* **Records for this task**
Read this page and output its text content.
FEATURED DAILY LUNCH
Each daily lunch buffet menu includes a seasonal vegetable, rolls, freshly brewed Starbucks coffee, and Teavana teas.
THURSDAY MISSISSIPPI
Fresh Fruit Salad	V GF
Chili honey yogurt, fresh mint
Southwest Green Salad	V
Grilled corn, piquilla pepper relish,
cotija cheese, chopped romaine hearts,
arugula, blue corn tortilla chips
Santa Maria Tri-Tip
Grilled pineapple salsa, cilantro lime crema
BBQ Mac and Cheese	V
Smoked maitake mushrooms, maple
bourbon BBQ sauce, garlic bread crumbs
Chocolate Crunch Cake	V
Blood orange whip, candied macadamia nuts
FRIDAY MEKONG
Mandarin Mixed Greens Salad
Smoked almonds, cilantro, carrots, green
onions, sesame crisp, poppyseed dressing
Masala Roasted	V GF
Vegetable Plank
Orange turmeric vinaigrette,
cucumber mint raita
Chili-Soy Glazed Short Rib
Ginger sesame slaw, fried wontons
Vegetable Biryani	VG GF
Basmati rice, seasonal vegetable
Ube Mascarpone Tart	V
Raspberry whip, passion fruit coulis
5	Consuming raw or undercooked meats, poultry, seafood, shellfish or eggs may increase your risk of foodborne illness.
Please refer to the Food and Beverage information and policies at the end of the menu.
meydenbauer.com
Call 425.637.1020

* **Aim**
Quote each line above in full, word for word.

* **Written response**
Read this page and output its text content.
FEATURED DAILY LUNCH
Each daily lunch buffet menu includes a seasonal vegetable, rolls, freshly brewed Starbucks coffee, and Teavana teas.
THURSDAY MISSISSIPPI
Fresh Fruit Salad	V GF
Chili honey yogurt, fresh mint
Southwest Green Salad	V
Grilled corn, piquilla pepper relish,
cotija cheese, chopped romaine hearts,
arugula, blue corn tortilla chips
Santa Maria Tri-Tip
Grilled pineapple salsa, cilantro lime crema
BBQ Mac and Cheese	V
Smoked maitake mushrooms, maple
bourbon BBQ sauce, garlic bread crumbs
Chocolate Crunch Cake	V
Blood orange whip, candied macadamia nuts
FRIDAY MEKONG
Mandarin Mixed Greens Salad
Smoked almonds, cilantro, carrots, green
onions, sesame crisp, poppyseed dressing
Masala Roasted	V GF
Vegetable Plank
Orange turmeric vinaigrette,
cucumber mint raita
Chili-Soy Glazed Short Rib
Ginger sesame slaw, fried wontons
Vegetable Biryani	VG GF
Basmati rice, seasonal vegetable
Ube Mascarpone Tart	V
Raspberry whip, passion fruit coulis
5	Consuming raw or undercooked meats, poultry, seafood, shellfish or eggs may increase your risk of foodborne illness.
Please refer to the Food and Beverage information and policies at the end of the menu.
meydenbauer.com
Call 425.637.1020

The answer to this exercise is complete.